>>
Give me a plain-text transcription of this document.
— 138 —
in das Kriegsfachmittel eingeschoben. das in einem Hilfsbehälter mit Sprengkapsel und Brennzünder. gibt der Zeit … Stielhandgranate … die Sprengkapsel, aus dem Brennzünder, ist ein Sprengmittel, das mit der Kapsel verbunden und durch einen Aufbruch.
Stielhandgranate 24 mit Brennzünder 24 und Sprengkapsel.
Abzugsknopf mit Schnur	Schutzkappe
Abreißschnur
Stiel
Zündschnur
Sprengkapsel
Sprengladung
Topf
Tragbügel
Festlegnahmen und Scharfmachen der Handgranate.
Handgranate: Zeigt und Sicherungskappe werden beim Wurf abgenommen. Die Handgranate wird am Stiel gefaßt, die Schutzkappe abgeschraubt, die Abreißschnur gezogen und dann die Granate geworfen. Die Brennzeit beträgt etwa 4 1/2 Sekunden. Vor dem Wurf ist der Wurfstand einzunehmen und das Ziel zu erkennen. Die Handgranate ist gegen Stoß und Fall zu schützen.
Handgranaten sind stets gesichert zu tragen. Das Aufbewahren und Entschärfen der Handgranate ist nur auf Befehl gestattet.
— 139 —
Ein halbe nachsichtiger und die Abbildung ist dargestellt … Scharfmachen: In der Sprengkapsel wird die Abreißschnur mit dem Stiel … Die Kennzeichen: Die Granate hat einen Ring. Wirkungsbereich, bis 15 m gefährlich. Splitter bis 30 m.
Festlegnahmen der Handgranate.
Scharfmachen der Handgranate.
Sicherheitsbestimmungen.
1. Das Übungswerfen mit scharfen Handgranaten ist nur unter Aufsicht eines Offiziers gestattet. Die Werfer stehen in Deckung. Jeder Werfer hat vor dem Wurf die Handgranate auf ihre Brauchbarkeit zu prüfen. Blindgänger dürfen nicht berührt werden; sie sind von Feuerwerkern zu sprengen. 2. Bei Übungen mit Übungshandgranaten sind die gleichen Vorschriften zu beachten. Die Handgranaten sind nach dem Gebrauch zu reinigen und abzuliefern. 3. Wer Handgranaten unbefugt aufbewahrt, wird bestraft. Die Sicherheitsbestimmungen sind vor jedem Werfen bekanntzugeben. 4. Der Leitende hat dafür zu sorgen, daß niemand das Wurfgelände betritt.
<<
Required action:
Output the data in full, exactly as it stands.

Exercise answer:
Give me a plain-text transcription of this document.
— 138 —
in das Kriegsfachmittel eingeschoben. das in einem Hilfsbehälter mit Sprengkapsel und Brennzünder. gibt der Zeit … Stielhandgranate … die Sprengkapsel, aus dem Brennzünder, ist ein Sprengmittel, das mit der Kapsel verbunden und durch einen Aufbruch.
Stielhandgranate 24 mit Brennzünder 24 und Sprengkapsel.
Abzugsknopf mit Schnur	Schutzkappe
Abreißschnur
Stiel
Zündschnur
Sprengkapsel
Sprengladung
Topf
Tragbügel
Festlegnahmen und Scharfmachen der Handgranate.
Handgranate: Zeigt und Sicherungskappe werden beim Wurf abgenommen. Die Handgranate wird am Stiel gefaßt, die Schutzkappe abgeschraubt, die Abreißschnur gezogen und dann die Granate geworfen. Die Brennzeit beträgt etwa 4 1/2 Sekunden. Vor dem Wurf ist der Wurfstand einzunehmen und das Ziel zu erkennen. Die Handgranate ist gegen Stoß und Fall zu schützen.
Handgranaten sind stets gesichert zu tragen. Das Aufbewahren und Entschärfen der Handgranate ist nur auf Befehl gestattet.
— 139 —
Ein halbe nachsichtiger und die Abbildung ist dargestellt … Scharfmachen: In der Sprengkapsel wird die Abreißschnur mit dem Stiel … Die Kennzeichen: Die Granate hat einen Ring. Wirkungsbereich, bis 15 m gefährlich. Splitter bis 30 m.
Festlegnahmen der Handgranate.
Scharfmachen der Handgranate.
Sicherheitsbestimmungen.
1. Das Übungswerfen mit scharfen Handgranaten ist nur unter Aufsicht eines Offiziers gestattet. Die Werfer stehen in Deckung. Jeder Werfer hat vor dem Wurf die Handgranate auf ihre Brauchbarkeit zu prüfen. Blindgänger dürfen nicht berührt werden; sie sind von Feuerwerkern zu sprengen. 2. Bei Übungen mit Übungshandgranaten sind die gleichen Vorschriften zu beachten. Die Handgranaten sind nach dem Gebrauch zu reinigen und abzuliefern. 3. Wer Handgranaten unbefugt aufbewahrt, wird bestraft. Die Sicherheitsbestimmungen sind vor jedem Werfen bekanntzugeben. 4. Der Leitende hat dafür zu sorgen, daß niemand das Wurfgelände betritt.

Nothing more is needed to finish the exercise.